Begin

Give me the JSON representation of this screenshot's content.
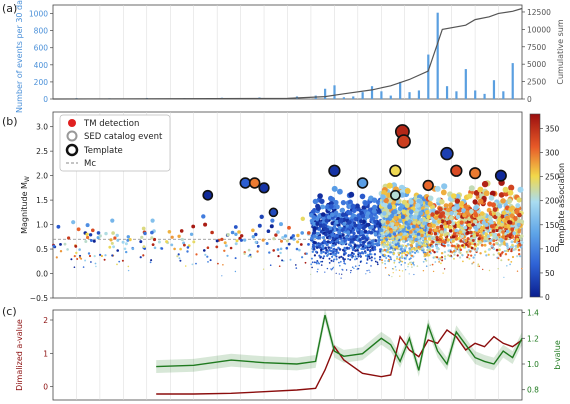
{
  "chart_data": [
    {
      "panel": "(a)",
      "type": "bar",
      "ylabel": "Number of events per 30 days",
      "y2label": "Cumulative sum",
      "ylim": [
        0,
        1100
      ],
      "y2lim": [
        0,
        13500
      ],
      "yticks": [
        "0",
        "200",
        "400",
        "600",
        "800",
        "1000"
      ],
      "y2ticks": [
        "0",
        "2500",
        "5000",
        "7500",
        "10000",
        "12500"
      ],
      "x": [
        0.05,
        0.12,
        0.2,
        0.28,
        0.36,
        0.44,
        0.52,
        0.56,
        0.58,
        0.6,
        0.62,
        0.64,
        0.66,
        0.68,
        0.7,
        0.72,
        0.74,
        0.76,
        0.78,
        0.8,
        0.82,
        0.84,
        0.86,
        0.88,
        0.9,
        0.92,
        0.94,
        0.96,
        0.98
      ],
      "values": [
        10,
        8,
        12,
        10,
        15,
        18,
        30,
        40,
        120,
        160,
        20,
        30,
        80,
        150,
        90,
        40,
        200,
        80,
        100,
        520,
        1010,
        150,
        90,
        350,
        100,
        60,
        220,
        90,
        420
      ],
      "cumulative_x": [
        0,
        0.5,
        0.58,
        0.62,
        0.68,
        0.72,
        0.76,
        0.8,
        0.82,
        0.83,
        0.88,
        0.9,
        0.93,
        0.95,
        0.98,
        1.0
      ],
      "cumulative_y": [
        0,
        80,
        350,
        750,
        1300,
        1900,
        2800,
        4000,
        8000,
        10000,
        10600,
        11400,
        11800,
        12300,
        12600,
        13000
      ],
      "line_color": "#555555",
      "bar_color": "#5a9fe0",
      "label_color": "#4a90d9"
    },
    {
      "panel": "(b)",
      "type": "scatter",
      "ylabel_main": "Magnitude M",
      "ylabel_sub": "W",
      "ylim": [
        -0.5,
        3.3
      ],
      "yticks": [
        "−0.5",
        "0.0",
        "0.5",
        "1.0",
        "1.5",
        "2.0",
        "2.5",
        "3.0"
      ],
      "mc": 0.7,
      "legend": [
        "TM detection",
        "SED catalog event",
        "Template",
        "Mc"
      ],
      "colorbar_label": "Template association",
      "colorbar_ticks": [
        "0",
        "50",
        "100",
        "150",
        "200",
        "250",
        "300",
        "350"
      ],
      "colormap": [
        "#0a1f8f",
        "#2f63d6",
        "#5fa5e8",
        "#a9dcf0",
        "#f2d84a",
        "#e85a28",
        "#9b0f0f"
      ],
      "cbar_max": 380,
      "seed": 7,
      "highlight_points": [
        {
          "x": 0.41,
          "y": 1.85,
          "tmpl": 60
        },
        {
          "x": 0.43,
          "y": 1.85,
          "tmpl": 300
        },
        {
          "x": 0.45,
          "y": 1.75,
          "tmpl": 20
        },
        {
          "x": 0.33,
          "y": 1.6,
          "tmpl": 10
        },
        {
          "x": 0.6,
          "y": 2.1,
          "tmpl": 20
        },
        {
          "x": 0.66,
          "y": 1.85,
          "tmpl": 120
        },
        {
          "x": 0.745,
          "y": 2.9,
          "tmpl": 360
        },
        {
          "x": 0.748,
          "y": 2.7,
          "tmpl": 340
        },
        {
          "x": 0.73,
          "y": 2.1,
          "tmpl": 250
        },
        {
          "x": 0.73,
          "y": 1.6,
          "tmpl": 200
        },
        {
          "x": 0.84,
          "y": 2.45,
          "tmpl": 30
        },
        {
          "x": 0.86,
          "y": 2.1,
          "tmpl": 330
        },
        {
          "x": 0.9,
          "y": 2.05,
          "tmpl": 300
        },
        {
          "x": 0.955,
          "y": 2.0,
          "tmpl": 10
        },
        {
          "x": 0.47,
          "y": 1.25,
          "tmpl": 40
        },
        {
          "x": 0.8,
          "y": 1.8,
          "tmpl": 310
        }
      ]
    },
    {
      "panel": "(c)",
      "type": "line",
      "ylabel": "Dimalized a-value",
      "y2label": "b-value",
      "ylim": [
        -0.4,
        2.3
      ],
      "y2lim": [
        0.72,
        1.42
      ],
      "yticks": [
        "0",
        "1",
        "2"
      ],
      "y2ticks": [
        "0.8",
        "1.0",
        "1.2",
        "1.4"
      ],
      "a_color": "#8b0d0d",
      "b_color": "#1f7a1f",
      "a_x": [
        0.22,
        0.3,
        0.38,
        0.45,
        0.52,
        0.56,
        0.58,
        0.6,
        0.62,
        0.66,
        0.7,
        0.72,
        0.74,
        0.76,
        0.78,
        0.8,
        0.82,
        0.84,
        0.86,
        0.88,
        0.9,
        0.92,
        0.94,
        0.96,
        0.98,
        1.0
      ],
      "a_y": [
        -0.22,
        -0.22,
        -0.2,
        -0.15,
        -0.1,
        -0.05,
        0.5,
        1.2,
        0.8,
        0.4,
        0.3,
        0.35,
        1.5,
        1.1,
        0.9,
        1.4,
        1.3,
        1.7,
        1.5,
        1.1,
        1.3,
        1.2,
        1.5,
        1.3,
        1.2,
        1.4
      ],
      "b_x": [
        0.22,
        0.3,
        0.38,
        0.45,
        0.52,
        0.56,
        0.58,
        0.6,
        0.62,
        0.66,
        0.7,
        0.72,
        0.74,
        0.76,
        0.78,
        0.8,
        0.82,
        0.84,
        0.86,
        0.88,
        0.9,
        0.92,
        0.94,
        0.96,
        0.98,
        1.0
      ],
      "b_y": [
        0.98,
        0.99,
        1.03,
        1.01,
        1.0,
        1.02,
        1.38,
        1.1,
        1.06,
        1.08,
        1.2,
        1.15,
        1.02,
        1.2,
        0.95,
        1.3,
        1.1,
        1.0,
        1.25,
        1.15,
        1.05,
        1.02,
        1.0,
        1.1,
        1.05,
        1.2
      ]
    }
  ]
}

End

From the entries above, copy every line that holds the word "Template".

### Solution to the exercise
        "Template",
      "colorbar_label": "Template association",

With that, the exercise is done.